## BEGIN Data for this task

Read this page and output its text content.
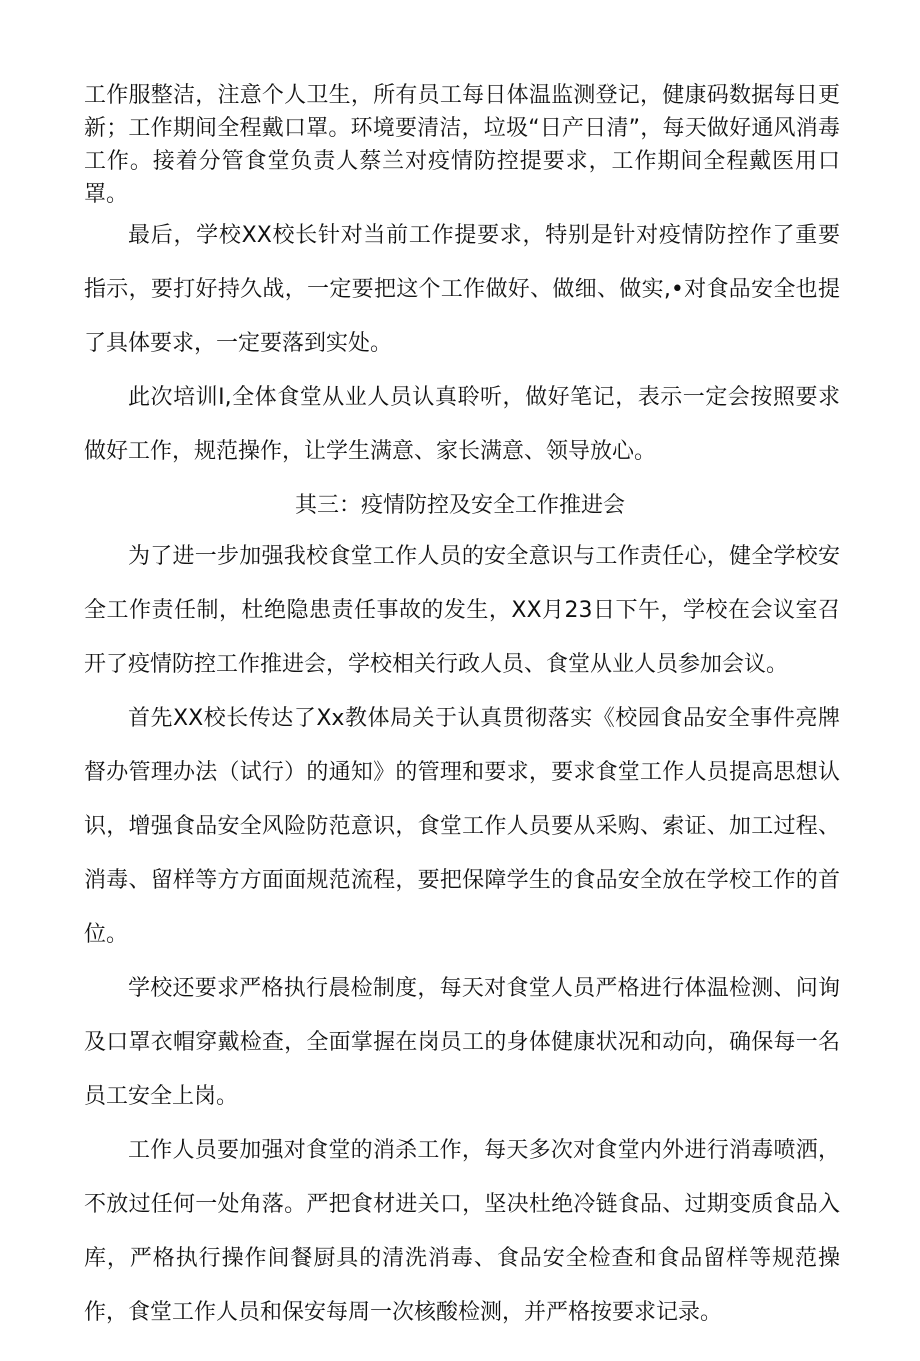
工作服整洁，注意个人卫生，所有员工每日体温监测登记，健康码数据每日更新；工作期间全程戴口罩。环境要清洁，垃圾“日产日清”，每天做好通风消毒工作。接着分管食堂负责人蔡兰对疫情防控提要求，工作期间全程戴医用口罩。

最后，学校XX校长针对当前工作提要求，特别是针对疫情防控作了重要指示，要打好持久战，一定要把这个工作做好、做细、做实,•对食品安全也提了具体要求，一定要落到实处。

此次培训I,全体食堂从业人员认真聆听，做好笔记，表示一定会按照要求做好工作，规范操作，让学生满意、家长满意、领导放心。

其三：疫情防控及安全工作推进会

为了进一步加强我校食堂工作人员的安全意识与工作责任心，健全学校安全工作责任制，杜绝隐患责任事故的发生，XX月23日下午，学校在会议室召开了疫情防控工作推进会，学校相关行政人员、食堂从业人员参加会议。

首先XX校长传达了Xx教体局关于认真贯彻落实《校园食品安全事件亮牌督办管理办法（试行）的通知》的管理和要求，要求食堂工作人员提高思想认识，增强食品安全风险防范意识，食堂工作人员要从采购、索证、加工过程、消毒、留样等方方面面规范流程，要把保障学生的食品安全放在学校工作的首位。

学校还要求严格执行晨检制度，每天对食堂人员严格进行体温检测、问询及口罩衣帽穿戴检查，全面掌握在岗员工的身体健康状况和动向，确保每一名员工安全上岗。

工作人员要加强对食堂的消杀工作，每天多次对食堂内外进行消毒喷洒，不放过任何一处角落。严把食材进关口，坚决杜绝冷链食品、过期变质食品入库，严格执行操作间餐厨具的清洗消毒、食品安全检查和食品留样等规范操作，食堂工作人员和保安每周一次核酸检测，并严格按要求记录。
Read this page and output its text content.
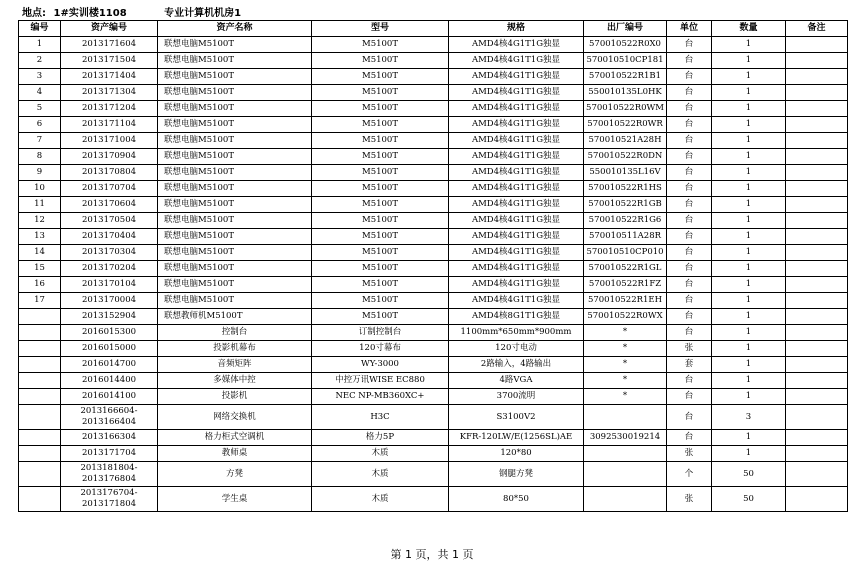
地点: 1#实训楼1108	专业计算机机房1
编号	资产编号	资产名称	型号	规格	出厂编号	单位	数量	备注
1	2013171604	联想电脑M5100T	M5100T	AMD4核4G1T1G独显	570010522R0X0	台	1	
2	2013171504	联想电脑M5100T	M5100T	AMD4核4G1T1G独显	570010510CP181	台	1	
3	2013171404	联想电脑M5100T	M5100T	AMD4核4G1T1G独显	570010522R1B1	台	1	
4	2013171304	联想电脑M5100T	M5100T	AMD4核4G1T1G独显	550010135L0HK	台	1	
5	2013171204	联想电脑M5100T	M5100T	AMD4核4G1T1G独显	570010522R0WM	台	1	
6	2013171104	联想电脑M5100T	M5100T	AMD4核4G1T1G独显	570010522R0WR	台	1	
7	2013171004	联想电脑M5100T	M5100T	AMD4核4G1T1G独显	570010521A28H	台	1	
8	2013170904	联想电脑M5100T	M5100T	AMD4核4G1T1G独显	570010522R0DN	台	1	
9	2013170804	联想电脑M5100T	M5100T	AMD4核4G1T1G独显	550010135L16V	台	1	
10	2013170704	联想电脑M5100T	M5100T	AMD4核4G1T1G独显	570010522R1HS	台	1	
11	2013170604	联想电脑M5100T	M5100T	AMD4核4G1T1G独显	570010522R1GB	台	1	
12	2013170504	联想电脑M5100T	M5100T	AMD4核4G1T1G独显	570010522R1G6	台	1	
13	2013170404	联想电脑M5100T	M5100T	AMD4核4G1T1G独显	570010511A28R	台	1	
14	2013170304	联想电脑M5100T	M5100T	AMD4核4G1T1G独显	570010510CP010	台	1	
15	2013170204	联想电脑M5100T	M5100T	AMD4核4G1T1G独显	570010522R1GL	台	1	
16	2013170104	联想电脑M5100T	M5100T	AMD4核4G1T1G独显	570010522R1FZ	台	1	
17	2013170004	联想电脑M5100T	M5100T	AMD4核4G1T1G独显	570010522R1EH	台	1	
	2013152904	联想教师机M5100T	M5100T	AMD4核8G1T1G独显	570010522R0WX	台	1	
	2016015300	控制台	订制控制台	1100mm*650mm*900mm	*	台	1	
	2016015000	投影机幕布	120寸幕布	120寸电动	*	张	1	
	2016014700	音频矩阵	WY-3000	2路输入，4路输出	*	套	1	
	2016014400	多媒体中控	中控万讯WISE EC880	4路VGA	*	台	1	
	2016014100	投影机	NEC NP-MB360XC+	3700流明	*	台	1	
	2013166604-2013166404	网络交换机	H3C	S3100V2		台	3	
	2013166304	格力柜式空调机	格力5P	KFR-120LW/E(1256SL)AE	3092530019214	台	1	
	2013171704	教师桌	木质	120*80		张	1	
	2013181804-2013176804	方凳	木质	钢腿方凳		个	50	
	2013176704-2013171804	学生桌	木质	80*50		张	50	
第 1 页，共 1 页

## END Data for this task

=== Given task ===
Repeat the records above exactly, omitting every picture.

=== Written solution ===
Read this page and output its text content.
工作服整洁，注意个人卫生，所有员工每日体温监测登记，健康码数据每日更新；工作期间全程戴口罩。环境要清洁，垃圾“日产日清”，每天做好通风消毒工作。接着分管食堂负责人蔡兰对疫情防控提要求，工作期间全程戴医用口罩。

最后，学校XX校长针对当前工作提要求，特别是针对疫情防控作了重要指示，要打好持久战，一定要把这个工作做好、做细、做实,•对食品安全也提了具体要求，一定要落到实处。

此次培训I,全体食堂从业人员认真聆听，做好笔记，表示一定会按照要求做好工作，规范操作，让学生满意、家长满意、领导放心。

其三：疫情防控及安全工作推进会

为了进一步加强我校食堂工作人员的安全意识与工作责任心，健全学校安全工作责任制，杜绝隐患责任事故的发生，XX月23日下午，学校在会议室召开了疫情防控工作推进会，学校相关行政人员、食堂从业人员参加会议。

首先XX校长传达了Xx教体局关于认真贯彻落实《校园食品安全事件亮牌督办管理办法（试行）的通知》的管理和要求，要求食堂工作人员提高思想认识，增强食品安全风险防范意识，食堂工作人员要从采购、索证、加工过程、消毒、留样等方方面面规范流程，要把保障学生的食品安全放在学校工作的首位。

学校还要求严格执行晨检制度，每天对食堂人员严格进行体温检测、问询及口罩衣帽穿戴检查，全面掌握在岗员工的身体健康状况和动向，确保每一名员工安全上岗。

工作人员要加强对食堂的消杀工作，每天多次对食堂内外进行消毒喷洒，不放过任何一处角落。严把食材进关口，坚决杜绝冷链食品、过期变质食品入库，严格执行操作间餐厨具的清洗消毒、食品安全检查和食品留样等规范操作，食堂工作人员和保安每周一次核酸检测，并严格按要求记录。
Read this page and output its text content.
地点: 1#实训楼1108	专业计算机机房1
编号	资产编号	资产名称	型号	规格	出厂编号	单位	数量	备注
1	2013171604	联想电脑M5100T	M5100T	AMD4核4G1T1G独显	570010522R0X0	台	1	
2	2013171504	联想电脑M5100T	M5100T	AMD4核4G1T1G独显	570010510CP181	台	1	
3	2013171404	联想电脑M5100T	M5100T	AMD4核4G1T1G独显	570010522R1B1	台	1	
4	2013171304	联想电脑M5100T	M5100T	AMD4核4G1T1G独显	550010135L0HK	台	1	
5	2013171204	联想电脑M5100T	M5100T	AMD4核4G1T1G独显	570010522R0WM	台	1	
6	2013171104	联想电脑M5100T	M5100T	AMD4核4G1T1G独显	570010522R0WR	台	1	
7	2013171004	联想电脑M5100T	M5100T	AMD4核4G1T1G独显	570010521A28H	台	1	
8	2013170904	联想电脑M5100T	M5100T	AMD4核4G1T1G独显	570010522R0DN	台	1	
9	2013170804	联想电脑M5100T	M5100T	AMD4核4G1T1G独显	550010135L16V	台	1	
10	2013170704	联想电脑M5100T	M5100T	AMD4核4G1T1G独显	570010522R1HS	台	1	
11	2013170604	联想电脑M5100T	M5100T	AMD4核4G1T1G独显	570010522R1GB	台	1	
12	2013170504	联想电脑M5100T	M5100T	AMD4核4G1T1G独显	570010522R1G6	台	1	
13	2013170404	联想电脑M5100T	M5100T	AMD4核4G1T1G独显	570010511A28R	台	1	
14	2013170304	联想电脑M5100T	M5100T	AMD4核4G1T1G独显	570010510CP010	台	1	
15	2013170204	联想电脑M5100T	M5100T	AMD4核4G1T1G独显	570010522R1GL	台	1	
16	2013170104	联想电脑M5100T	M5100T	AMD4核4G1T1G独显	570010522R1FZ	台	1	
17	2013170004	联想电脑M5100T	M5100T	AMD4核4G1T1G独显	570010522R1EH	台	1	
	2013152904	联想教师机M5100T	M5100T	AMD4核8G1T1G独显	570010522R0WX	台	1	
	2016015300	控制台	订制控制台	1100mm*650mm*900mm	*	台	1	
	2016015000	投影机幕布	120寸幕布	120寸电动	*	张	1	
	2016014700	音频矩阵	WY-3000	2路输入，4路输出	*	套	1	
	2016014400	多媒体中控	中控万讯WISE EC880	4路VGA	*	台	1	
	2016014100	投影机	NEC NP-MB360XC+	3700流明	*	台	1	
	2013166604-2013166404	网络交换机	H3C	S3100V2		台	3	
	2013166304	格力柜式空调机	格力5P	KFR-120LW/E(1256SL)AE	3092530019214	台	1	
	2013171704	教师桌	木质	120*80		张	1	
	2013181804-2013176804	方凳	木质	钢腿方凳		个	50	
	2013176704-2013171804	学生桌	木质	80*50		张	50	
第 1 页，共 1 页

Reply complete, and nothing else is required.